What you have to do: Check every line of the entries for "Maaseik", and copy the lines that hold it.

[Stored items]
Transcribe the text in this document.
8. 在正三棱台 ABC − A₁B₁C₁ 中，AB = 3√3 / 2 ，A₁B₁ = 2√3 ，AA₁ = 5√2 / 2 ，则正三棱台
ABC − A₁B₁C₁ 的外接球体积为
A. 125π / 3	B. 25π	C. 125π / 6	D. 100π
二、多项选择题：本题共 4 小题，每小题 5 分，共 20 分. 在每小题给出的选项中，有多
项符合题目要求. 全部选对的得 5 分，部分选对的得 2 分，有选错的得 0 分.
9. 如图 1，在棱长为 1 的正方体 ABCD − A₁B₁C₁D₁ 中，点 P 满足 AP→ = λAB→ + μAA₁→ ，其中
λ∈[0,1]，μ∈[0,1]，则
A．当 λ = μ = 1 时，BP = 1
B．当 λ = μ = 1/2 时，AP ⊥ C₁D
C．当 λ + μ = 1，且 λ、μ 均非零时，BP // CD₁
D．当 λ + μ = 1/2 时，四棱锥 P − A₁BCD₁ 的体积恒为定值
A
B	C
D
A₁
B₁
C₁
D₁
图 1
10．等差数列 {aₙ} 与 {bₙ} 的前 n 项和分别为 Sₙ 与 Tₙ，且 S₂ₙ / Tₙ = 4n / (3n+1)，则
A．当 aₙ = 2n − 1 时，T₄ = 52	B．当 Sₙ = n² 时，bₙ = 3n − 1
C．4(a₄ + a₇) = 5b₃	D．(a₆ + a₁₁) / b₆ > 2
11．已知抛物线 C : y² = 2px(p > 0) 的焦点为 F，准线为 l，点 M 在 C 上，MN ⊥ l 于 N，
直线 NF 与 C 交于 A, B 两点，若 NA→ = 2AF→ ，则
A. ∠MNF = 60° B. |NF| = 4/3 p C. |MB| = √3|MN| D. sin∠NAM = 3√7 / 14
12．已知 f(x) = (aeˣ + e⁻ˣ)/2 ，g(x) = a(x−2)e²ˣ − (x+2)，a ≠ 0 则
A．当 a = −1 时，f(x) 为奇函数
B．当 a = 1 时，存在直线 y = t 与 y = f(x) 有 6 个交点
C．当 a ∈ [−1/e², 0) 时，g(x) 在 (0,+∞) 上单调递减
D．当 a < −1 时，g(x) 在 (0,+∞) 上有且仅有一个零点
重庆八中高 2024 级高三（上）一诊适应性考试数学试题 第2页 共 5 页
==
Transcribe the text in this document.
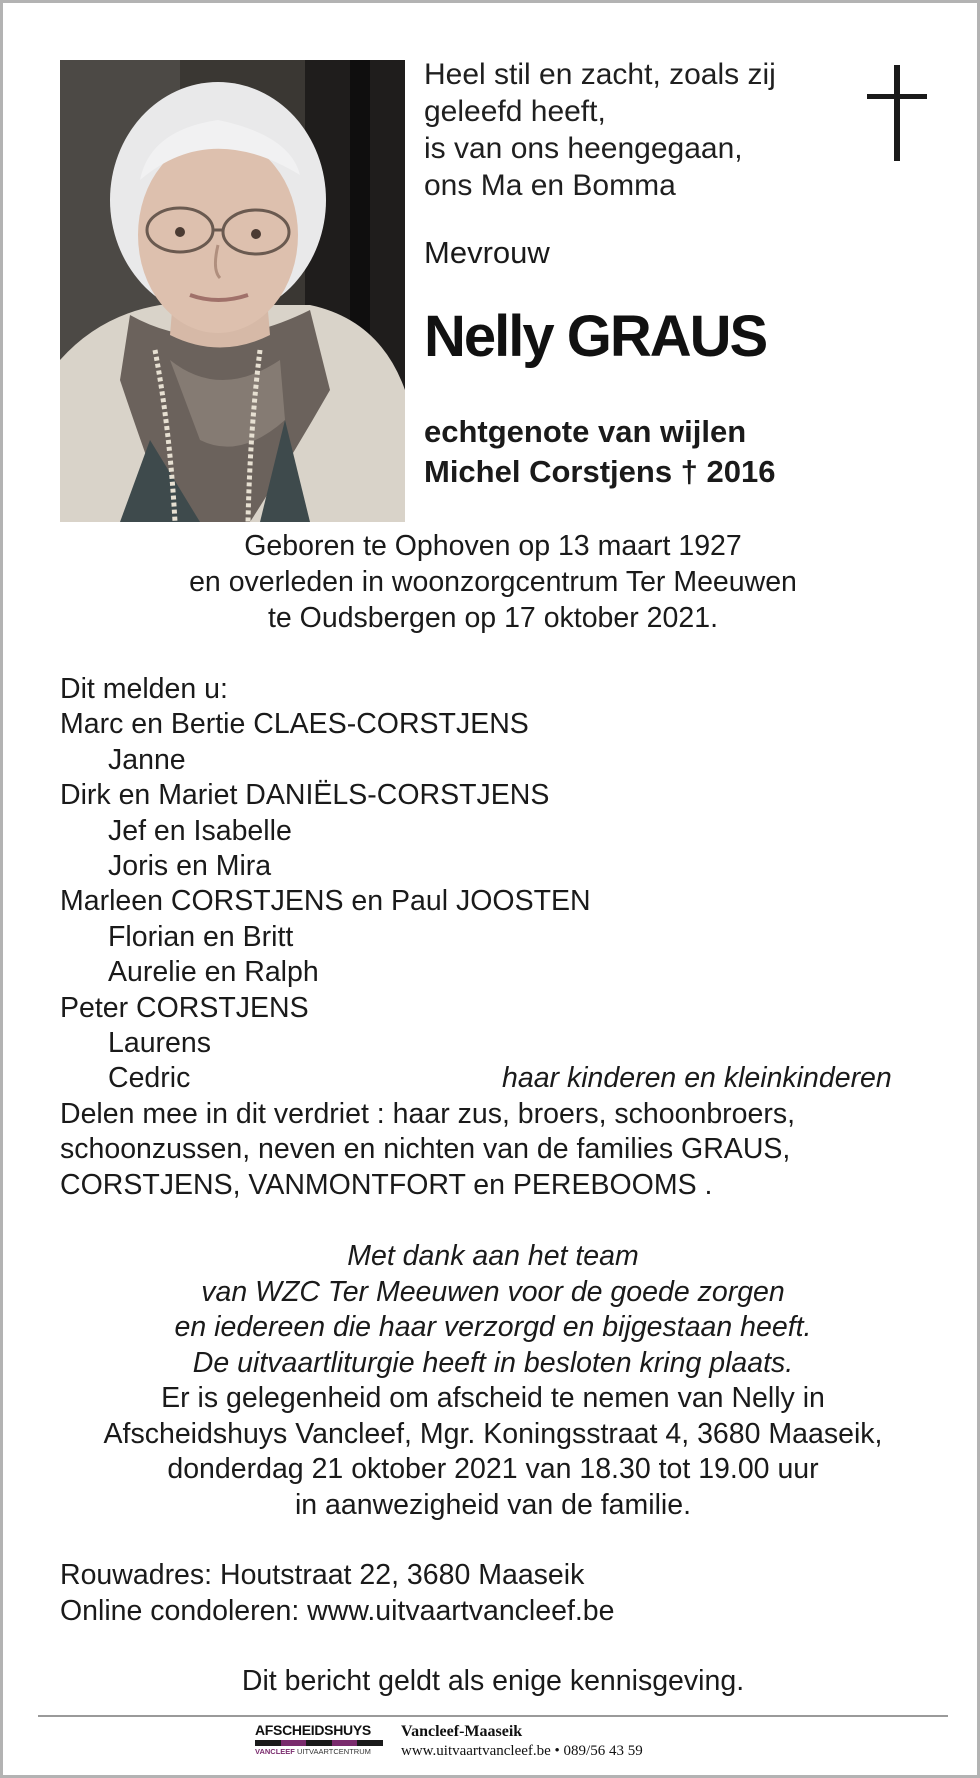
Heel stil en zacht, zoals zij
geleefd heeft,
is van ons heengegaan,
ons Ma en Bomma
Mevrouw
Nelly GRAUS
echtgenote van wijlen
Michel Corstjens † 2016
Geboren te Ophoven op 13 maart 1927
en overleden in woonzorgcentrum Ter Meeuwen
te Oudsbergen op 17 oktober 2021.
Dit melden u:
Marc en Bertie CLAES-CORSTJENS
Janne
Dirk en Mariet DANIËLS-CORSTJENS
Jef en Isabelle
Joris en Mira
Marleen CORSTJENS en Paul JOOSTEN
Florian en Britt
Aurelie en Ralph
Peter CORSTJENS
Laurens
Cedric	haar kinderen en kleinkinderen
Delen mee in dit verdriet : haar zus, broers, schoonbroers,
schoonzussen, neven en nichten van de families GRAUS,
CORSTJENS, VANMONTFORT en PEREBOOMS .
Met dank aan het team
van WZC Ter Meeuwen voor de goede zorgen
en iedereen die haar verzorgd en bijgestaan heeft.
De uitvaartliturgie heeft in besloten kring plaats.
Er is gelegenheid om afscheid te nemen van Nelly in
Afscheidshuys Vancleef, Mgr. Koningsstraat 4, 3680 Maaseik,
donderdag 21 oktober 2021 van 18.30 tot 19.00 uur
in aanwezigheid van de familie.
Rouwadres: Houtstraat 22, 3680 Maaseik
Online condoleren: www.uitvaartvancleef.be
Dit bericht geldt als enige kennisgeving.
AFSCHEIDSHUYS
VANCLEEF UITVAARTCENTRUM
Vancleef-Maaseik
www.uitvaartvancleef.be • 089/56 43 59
==
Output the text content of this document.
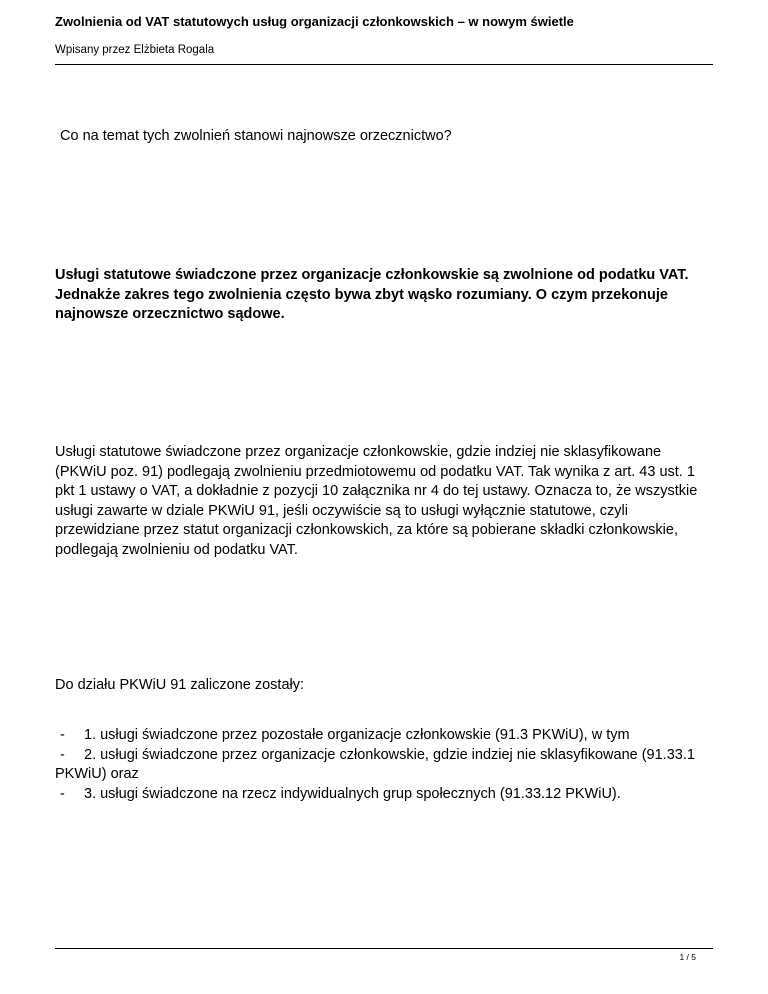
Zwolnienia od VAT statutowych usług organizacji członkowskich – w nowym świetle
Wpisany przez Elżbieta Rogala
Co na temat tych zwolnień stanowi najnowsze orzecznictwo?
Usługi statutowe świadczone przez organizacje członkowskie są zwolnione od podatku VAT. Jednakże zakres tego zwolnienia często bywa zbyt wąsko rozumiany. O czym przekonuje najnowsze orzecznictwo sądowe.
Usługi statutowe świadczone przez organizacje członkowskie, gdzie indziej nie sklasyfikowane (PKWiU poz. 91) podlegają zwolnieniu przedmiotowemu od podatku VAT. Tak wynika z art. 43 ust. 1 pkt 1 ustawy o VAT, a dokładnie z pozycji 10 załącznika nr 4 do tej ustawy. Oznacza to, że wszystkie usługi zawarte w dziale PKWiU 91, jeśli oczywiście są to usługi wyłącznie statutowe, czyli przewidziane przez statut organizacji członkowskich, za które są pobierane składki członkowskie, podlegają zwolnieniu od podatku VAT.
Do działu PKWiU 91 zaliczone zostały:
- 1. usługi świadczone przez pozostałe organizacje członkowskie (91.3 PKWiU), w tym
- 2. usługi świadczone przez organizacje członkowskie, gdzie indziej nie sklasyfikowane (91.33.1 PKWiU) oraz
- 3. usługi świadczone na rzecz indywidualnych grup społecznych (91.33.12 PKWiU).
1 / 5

Exercise solution:
Afscheidshuys Vancleef, Mgr. Koningsstraat 4, 3680 Maaseik,
Rouwadres: Houtstraat 22, 3680 Maaseik
Vancleef-Maaseik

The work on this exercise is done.